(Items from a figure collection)
* START *
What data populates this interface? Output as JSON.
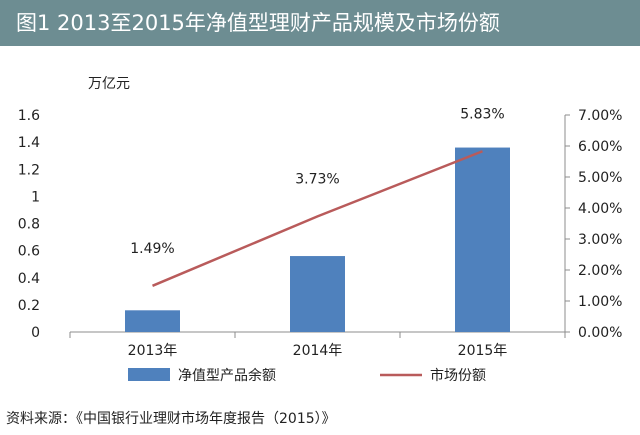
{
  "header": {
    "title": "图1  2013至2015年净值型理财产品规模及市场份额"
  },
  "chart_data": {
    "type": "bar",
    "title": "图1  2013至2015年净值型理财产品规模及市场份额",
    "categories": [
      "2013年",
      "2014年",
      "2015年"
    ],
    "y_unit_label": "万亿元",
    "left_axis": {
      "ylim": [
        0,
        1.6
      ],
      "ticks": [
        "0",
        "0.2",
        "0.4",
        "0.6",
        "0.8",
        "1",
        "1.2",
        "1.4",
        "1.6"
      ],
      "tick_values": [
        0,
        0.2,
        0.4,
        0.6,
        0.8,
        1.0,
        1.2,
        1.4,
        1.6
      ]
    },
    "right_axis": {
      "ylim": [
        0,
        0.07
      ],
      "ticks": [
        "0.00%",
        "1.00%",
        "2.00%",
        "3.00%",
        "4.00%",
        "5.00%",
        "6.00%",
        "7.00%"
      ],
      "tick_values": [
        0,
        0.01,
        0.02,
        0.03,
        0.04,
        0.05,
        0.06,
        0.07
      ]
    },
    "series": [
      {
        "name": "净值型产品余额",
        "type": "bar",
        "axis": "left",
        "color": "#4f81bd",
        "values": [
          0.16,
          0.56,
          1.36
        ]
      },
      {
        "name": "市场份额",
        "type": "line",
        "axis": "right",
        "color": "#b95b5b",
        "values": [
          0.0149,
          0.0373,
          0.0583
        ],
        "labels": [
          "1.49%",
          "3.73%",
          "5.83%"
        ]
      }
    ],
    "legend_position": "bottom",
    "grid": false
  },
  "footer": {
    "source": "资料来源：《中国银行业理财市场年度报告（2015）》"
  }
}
* END *
* START *
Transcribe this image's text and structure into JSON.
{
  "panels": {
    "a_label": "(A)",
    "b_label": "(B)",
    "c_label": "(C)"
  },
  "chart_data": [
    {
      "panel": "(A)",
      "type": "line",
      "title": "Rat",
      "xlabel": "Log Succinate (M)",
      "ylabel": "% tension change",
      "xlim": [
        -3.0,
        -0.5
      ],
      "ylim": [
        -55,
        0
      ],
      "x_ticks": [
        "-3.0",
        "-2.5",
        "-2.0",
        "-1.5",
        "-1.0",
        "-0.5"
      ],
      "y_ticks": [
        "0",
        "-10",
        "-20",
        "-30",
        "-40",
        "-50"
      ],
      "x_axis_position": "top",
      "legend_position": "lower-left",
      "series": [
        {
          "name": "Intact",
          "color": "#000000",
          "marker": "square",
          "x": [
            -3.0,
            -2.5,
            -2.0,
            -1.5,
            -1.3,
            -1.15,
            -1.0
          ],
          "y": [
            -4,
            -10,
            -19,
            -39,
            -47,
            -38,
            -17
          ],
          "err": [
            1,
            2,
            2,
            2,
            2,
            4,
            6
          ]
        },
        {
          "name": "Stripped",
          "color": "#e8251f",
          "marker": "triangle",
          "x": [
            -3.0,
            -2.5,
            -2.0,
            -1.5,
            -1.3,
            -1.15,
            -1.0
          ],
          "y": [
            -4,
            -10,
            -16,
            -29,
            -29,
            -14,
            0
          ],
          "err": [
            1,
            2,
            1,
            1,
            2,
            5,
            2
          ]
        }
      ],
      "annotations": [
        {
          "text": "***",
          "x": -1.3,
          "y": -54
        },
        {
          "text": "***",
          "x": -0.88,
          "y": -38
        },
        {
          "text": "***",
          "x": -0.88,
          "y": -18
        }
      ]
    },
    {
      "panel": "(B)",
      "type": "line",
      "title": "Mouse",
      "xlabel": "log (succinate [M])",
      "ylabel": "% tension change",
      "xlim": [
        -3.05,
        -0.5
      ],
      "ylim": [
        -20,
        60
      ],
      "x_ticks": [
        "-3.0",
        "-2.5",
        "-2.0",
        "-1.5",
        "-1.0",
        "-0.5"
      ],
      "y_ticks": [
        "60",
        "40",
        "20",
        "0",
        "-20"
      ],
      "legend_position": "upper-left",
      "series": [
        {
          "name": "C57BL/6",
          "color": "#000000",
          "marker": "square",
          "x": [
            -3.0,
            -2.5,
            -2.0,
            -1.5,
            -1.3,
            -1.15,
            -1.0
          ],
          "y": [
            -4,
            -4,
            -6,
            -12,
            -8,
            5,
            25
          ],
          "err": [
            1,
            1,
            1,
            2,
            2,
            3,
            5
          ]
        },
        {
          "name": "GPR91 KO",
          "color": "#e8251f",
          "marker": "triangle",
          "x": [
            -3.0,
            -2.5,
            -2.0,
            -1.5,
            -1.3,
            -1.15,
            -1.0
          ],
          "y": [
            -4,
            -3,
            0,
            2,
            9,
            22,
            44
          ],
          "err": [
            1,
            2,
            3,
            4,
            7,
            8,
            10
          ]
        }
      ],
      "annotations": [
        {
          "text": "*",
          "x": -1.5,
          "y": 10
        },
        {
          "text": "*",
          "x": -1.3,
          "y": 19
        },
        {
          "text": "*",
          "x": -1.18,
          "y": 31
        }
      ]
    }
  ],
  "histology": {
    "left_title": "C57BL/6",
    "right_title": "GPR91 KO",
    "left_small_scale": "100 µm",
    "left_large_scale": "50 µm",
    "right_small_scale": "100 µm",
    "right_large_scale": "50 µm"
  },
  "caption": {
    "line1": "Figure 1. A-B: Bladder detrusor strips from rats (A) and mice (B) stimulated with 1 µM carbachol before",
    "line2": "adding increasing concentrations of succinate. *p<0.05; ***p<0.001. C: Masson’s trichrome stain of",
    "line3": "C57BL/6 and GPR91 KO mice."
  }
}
* END *
TASK BRIEF >>
Tally the lines in the listing that hold "type" and report the number alone.

ANSWER TO THE PROBLEM >>
5